> ITEMS
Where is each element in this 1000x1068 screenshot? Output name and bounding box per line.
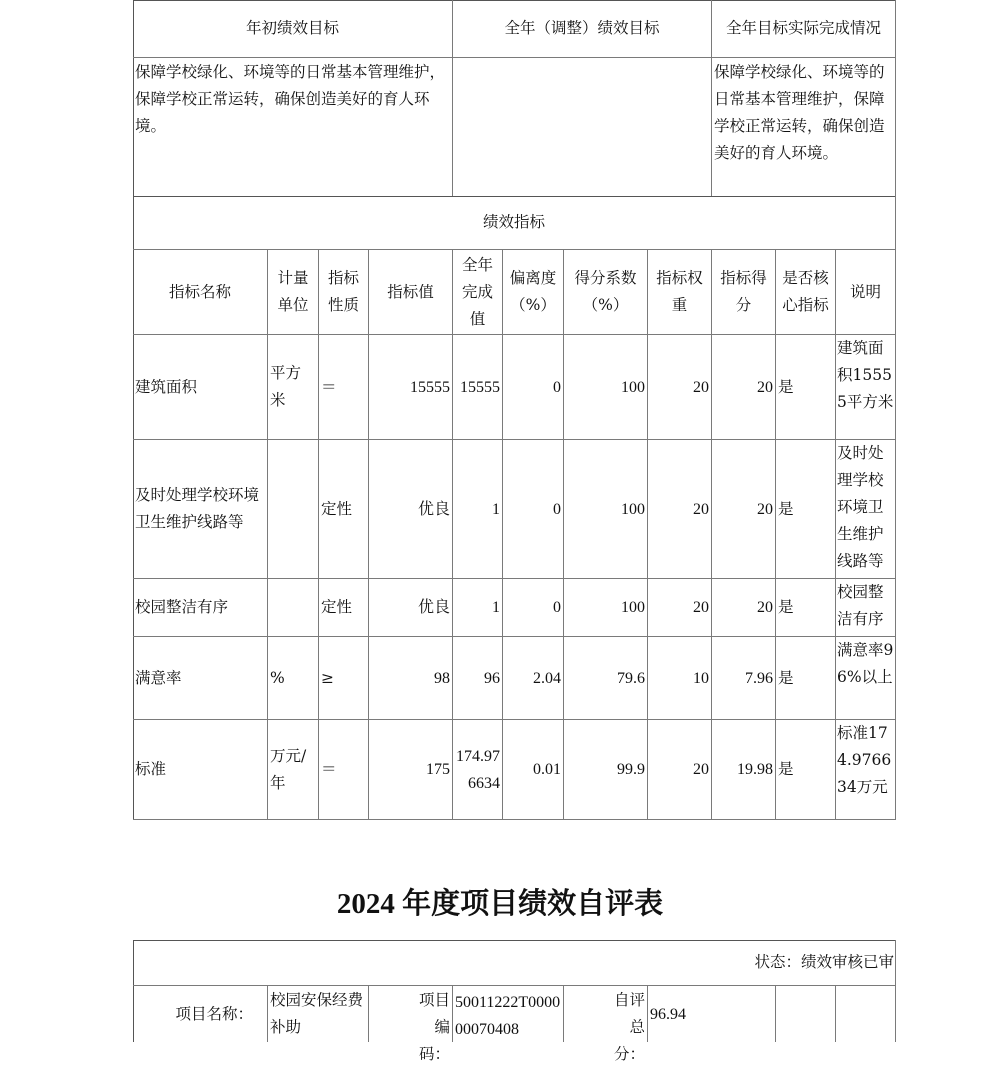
row-3-actual: 1 <box>453 579 503 637</box>
row-2-core: 是 <box>776 440 836 579</box>
column-header-unit: 计量单位 <box>268 250 319 335</box>
row-3-score: 20 <box>712 579 776 637</box>
row-1-score: 20 <box>712 335 776 440</box>
row-1-target: 15555 <box>369 335 453 440</box>
row-4-score: 7.96 <box>712 637 776 720</box>
row-3-weight: 20 <box>648 579 712 637</box>
column-header-score: 指标得分 <box>712 250 776 335</box>
actual-completion-text: 保障学校绿化、环境等的日常基本管理维护，保障学校正常运转，确保创造美好的育人环境。 <box>712 58 896 197</box>
header-initial-goal: 年初绩效目标 <box>133 0 453 58</box>
column-header-core: 是否核心指标 <box>776 250 836 335</box>
row-5-nature: ＝ <box>319 720 369 820</box>
empty-cell-1 <box>776 986 836 1042</box>
row-4-weight: 10 <box>648 637 712 720</box>
row-2-unit <box>268 440 319 579</box>
header-actual-completion: 全年目标实际完成情况 <box>712 0 896 58</box>
row-3-note: 校园整洁有序 <box>836 579 896 637</box>
total-score-value: 96.94 <box>648 986 776 1042</box>
row-3-deviation: 0 <box>503 579 564 637</box>
row-4-deviation: 2.04 <box>503 637 564 720</box>
project-name-label: 项目名称： <box>133 986 268 1042</box>
row-2-coefficient: 100 <box>564 440 648 579</box>
row-2-actual: 1 <box>453 440 503 579</box>
row-1-weight: 20 <box>648 335 712 440</box>
row-5-actual: 174.976634 <box>453 720 503 820</box>
row-3-nature: 定性 <box>319 579 369 637</box>
row-4-name: 满意率 <box>133 637 268 720</box>
project-code-value: 50011222T000000070408 <box>453 986 564 1042</box>
row-2-target: 优良 <box>369 440 453 579</box>
row-4-note: 满意率96%以上 <box>836 637 896 720</box>
indicators-section-title: 绩效指标 <box>133 196 896 250</box>
row-1-nature: ＝ <box>319 335 369 440</box>
row-4-core: 是 <box>776 637 836 720</box>
column-header-weight: 指标权重 <box>648 250 712 335</box>
row-4-coefficient: 79.6 <box>564 637 648 720</box>
row-4-nature: ≥ <box>319 637 369 720</box>
status-text: 状态：绩效审核已审 <box>133 940 896 986</box>
row-3-core: 是 <box>776 579 836 637</box>
row-5-name: 标准 <box>133 720 268 820</box>
column-header-name: 指标名称 <box>133 250 268 335</box>
column-header-actual: 全年完成值 <box>453 250 503 335</box>
row-3-name: 校园整洁有序 <box>133 579 268 637</box>
row-2-score: 20 <box>712 440 776 579</box>
row-1-core: 是 <box>776 335 836 440</box>
row-5-target: 175 <box>369 720 453 820</box>
row-1-name: 建筑面积 <box>133 335 268 440</box>
row-2-weight: 20 <box>648 440 712 579</box>
row-5-weight: 20 <box>648 720 712 820</box>
column-header-nature: 指标性质 <box>319 250 369 335</box>
row-1-note: 建筑面积15555平方米 <box>836 335 896 440</box>
row-2-name: 及时处理学校环境卫生维护线路等 <box>133 440 268 579</box>
adjusted-goal-text <box>453 58 712 197</box>
form-title: 2024 年度项目绩效自评表 <box>336 888 664 920</box>
header-adjusted-goal: 全年（调整）绩效目标 <box>453 0 712 58</box>
row-1-unit: 平方米 <box>268 335 319 440</box>
project-name-value: 校园安保经费补助 <box>268 986 369 1042</box>
row-3-coefficient: 100 <box>564 579 648 637</box>
row-2-deviation: 0 <box>503 440 564 579</box>
empty-cell-2 <box>836 986 896 1042</box>
row-4-unit: % <box>268 637 319 720</box>
row-1-deviation: 0 <box>503 335 564 440</box>
row-2-nature: 定性 <box>319 440 369 579</box>
row-5-unit: 万元/年 <box>268 720 319 820</box>
row-3-target: 优良 <box>369 579 453 637</box>
row-2-note: 及时处理学校环境卫生维护线路等 <box>836 440 896 579</box>
row-4-actual: 96 <box>453 637 503 720</box>
row-5-score: 19.98 <box>712 720 776 820</box>
row-5-core: 是 <box>776 720 836 820</box>
row-4-target: 98 <box>369 637 453 720</box>
initial-goal-text: 保障学校绿化、环境等的日常基本管理维护，保障学校正常运转，确保创造美好的育人环境。 <box>133 58 453 197</box>
column-header-note: 说明 <box>836 250 896 335</box>
row-5-note: 标准174.976634万元 <box>836 720 896 820</box>
project-code-label: 项目编码： <box>369 986 453 1042</box>
total-score-label: 自评总分： <box>564 986 648 1042</box>
column-header-coefficient: 得分系数（%） <box>564 250 648 335</box>
row-5-deviation: 0.01 <box>503 720 564 820</box>
row-1-coefficient: 100 <box>564 335 648 440</box>
row-3-unit <box>268 579 319 637</box>
column-header-target: 指标值 <box>369 250 453 335</box>
row-1-actual: 15555 <box>453 335 503 440</box>
row-5-coefficient: 99.9 <box>564 720 648 820</box>
column-header-deviation: 偏离度（%） <box>503 250 564 335</box>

> YOUR INSTRUCTIONS
Put every line of the listing above into a numbered list, skipping any blank lines and leaving out the pictures.

> OUTPUT OF THE EXERCISE
1. Where is each element in this 1000x1068 screenshot? Output name and bounding box per line.
2. row-3-actual: 1 <box>453 579 503 637</box>
3. row-2-core: 是 <box>776 440 836 579</box>
4. column-header-unit: 计量单位 <box>268 250 319 335</box>
5. row-3-score: 20 <box>712 579 776 637</box>
6. row-1-score: 20 <box>712 335 776 440</box>
7. row-1-target: 15555 <box>369 335 453 440</box>
8. row-4-score: 7.96 <box>712 637 776 720</box>
9. row-3-weight: 20 <box>648 579 712 637</box>
10. column-header-score: 指标得分 <box>712 250 776 335</box>
11. actual-completion-text: 保障学校绿化、环境等的日常基本管理维护，保障学校正常运转，确保创造美好的育人环境。 <box>712 58 896 197</box>
12. header-initial-goal: 年初绩效目标 <box>133 0 453 58</box>
13. column-header-core: 是否核心指标 <box>776 250 836 335</box>
14. row-5-nature: ＝ <box>319 720 369 820</box>
15. empty-cell-1 <box>776 986 836 1042</box>
16. row-4-weight: 10 <box>648 637 712 720</box>
17. row-2-unit <box>268 440 319 579</box>
18. header-actual-completion: 全年目标实际完成情况 <box>712 0 896 58</box>
19. row-3-note: 校园整洁有序 <box>836 579 896 637</box>
20. total-score-value: 96.94 <box>648 986 776 1042</box>
21. row-3-deviation: 0 <box>503 579 564 637</box>
22. row-4-deviation: 2.04 <box>503 637 564 720</box>
23. project-name-label: 项目名称： <box>133 986 268 1042</box>
24. row-2-coefficient: 100 <box>564 440 648 579</box>
25. row-2-actual: 1 <box>453 440 503 579</box>
26. row-1-weight: 20 <box>648 335 712 440</box>
27. row-5-actual: 174.976634 <box>453 720 503 820</box>
28. row-3-nature: 定性 <box>319 579 369 637</box>
29. row-4-name: 满意率 <box>133 637 268 720</box>
30. project-code-value: 50011222T000000070408 <box>453 986 564 1042</box>
31. row-2-target: 优良 <box>369 440 453 579</box>
32. row-4-note: 满意率96%以上 <box>836 637 896 720</box>
33. indicators-section-title: 绩效指标 <box>133 196 896 250</box>
34. row-1-nature: ＝ <box>319 335 369 440</box>
35. row-4-core: 是 <box>776 637 836 720</box>
36. column-header-weight: 指标权重 <box>648 250 712 335</box>
37. row-4-coefficient: 79.6 <box>564 637 648 720</box>
38. row-4-nature: ≥ <box>319 637 369 720</box>
39. status-text: 状态：绩效审核已审 <box>133 940 896 986</box>
40. row-3-core: 是 <box>776 579 836 637</box>
41. row-5-name: 标准 <box>133 720 268 820</box>
42. column-header-name: 指标名称 <box>133 250 268 335</box>
43. column-header-actual: 全年完成值 <box>453 250 503 335</box>
44. row-3-name: 校园整洁有序 <box>133 579 268 637</box>
45. row-2-score: 20 <box>712 440 776 579</box>
46. row-1-core: 是 <box>776 335 836 440</box>
47. row-5-target: 175 <box>369 720 453 820</box>
48. row-1-name: 建筑面积 <box>133 335 268 440</box>
49. row-2-weight: 20 <box>648 440 712 579</box>
50. row-5-weight: 20 <box>648 720 712 820</box>
51. column-header-nature: 指标性质 <box>319 250 369 335</box>
52. row-1-note: 建筑面积15555平方米 <box>836 335 896 440</box>
53. row-2-name: 及时处理学校环境卫生维护线路等 <box>133 440 268 579</box>
54. adjusted-goal-text <box>453 58 712 197</box>
55. form-title: 2024 年度项目绩效自评表 <box>336 888 664 920</box>
56. header-adjusted-goal: 全年（调整）绩效目标 <box>453 0 712 58</box>
57. row-1-unit: 平方米 <box>268 335 319 440</box>
58. project-name-value: 校园安保经费补助 <box>268 986 369 1042</box>
59. row-3-coefficient: 100 <box>564 579 648 637</box>
60. row-2-deviation: 0 <box>503 440 564 579</box>
61. empty-cell-2 <box>836 986 896 1042</box>
62. row-4-unit: % <box>268 637 319 720</box>
63. row-1-deviation: 0 <box>503 335 564 440</box>
64. row-2-nature: 定性 <box>319 440 369 579</box>
65. row-5-unit: 万元/年 <box>268 720 319 820</box>
66. row-3-target: 优良 <box>369 579 453 637</box>
67. row-2-note: 及时处理学校环境卫生维护线路等 <box>836 440 896 579</box>
68. row-4-actual: 96 <box>453 637 503 720</box>
69. row-5-score: 19.98 <box>712 720 776 820</box>
70. row-5-core: 是 <box>776 720 836 820</box>
71. row-4-target: 98 <box>369 637 453 720</box>
72. initial-goal-text: 保障学校绿化、环境等的日常基本管理维护，保障学校正常运转，确保创造美好的育人环境。 <box>133 58 453 197</box>
73. column-header-note: 说明 <box>836 250 896 335</box>
74. row-5-note: 标准174.976634万元 <box>836 720 896 820</box>
75. project-code-label: 项目编码： <box>369 986 453 1042</box>
76. total-score-label: 自评总分： <box>564 986 648 1042</box>
77. column-header-coefficient: 得分系数（%） <box>564 250 648 335</box>
78. row-5-deviation: 0.01 <box>503 720 564 820</box>
79. row-1-coefficient: 100 <box>564 335 648 440</box>
80. row-3-unit <box>268 579 319 637</box>
81. column-header-target: 指标值 <box>369 250 453 335</box>
82. row-1-actual: 15555 <box>453 335 503 440</box>
83. row-5-coefficient: 99.9 <box>564 720 648 820</box>
84. column-header-deviation: 偏离度（%） <box>503 250 564 335</box>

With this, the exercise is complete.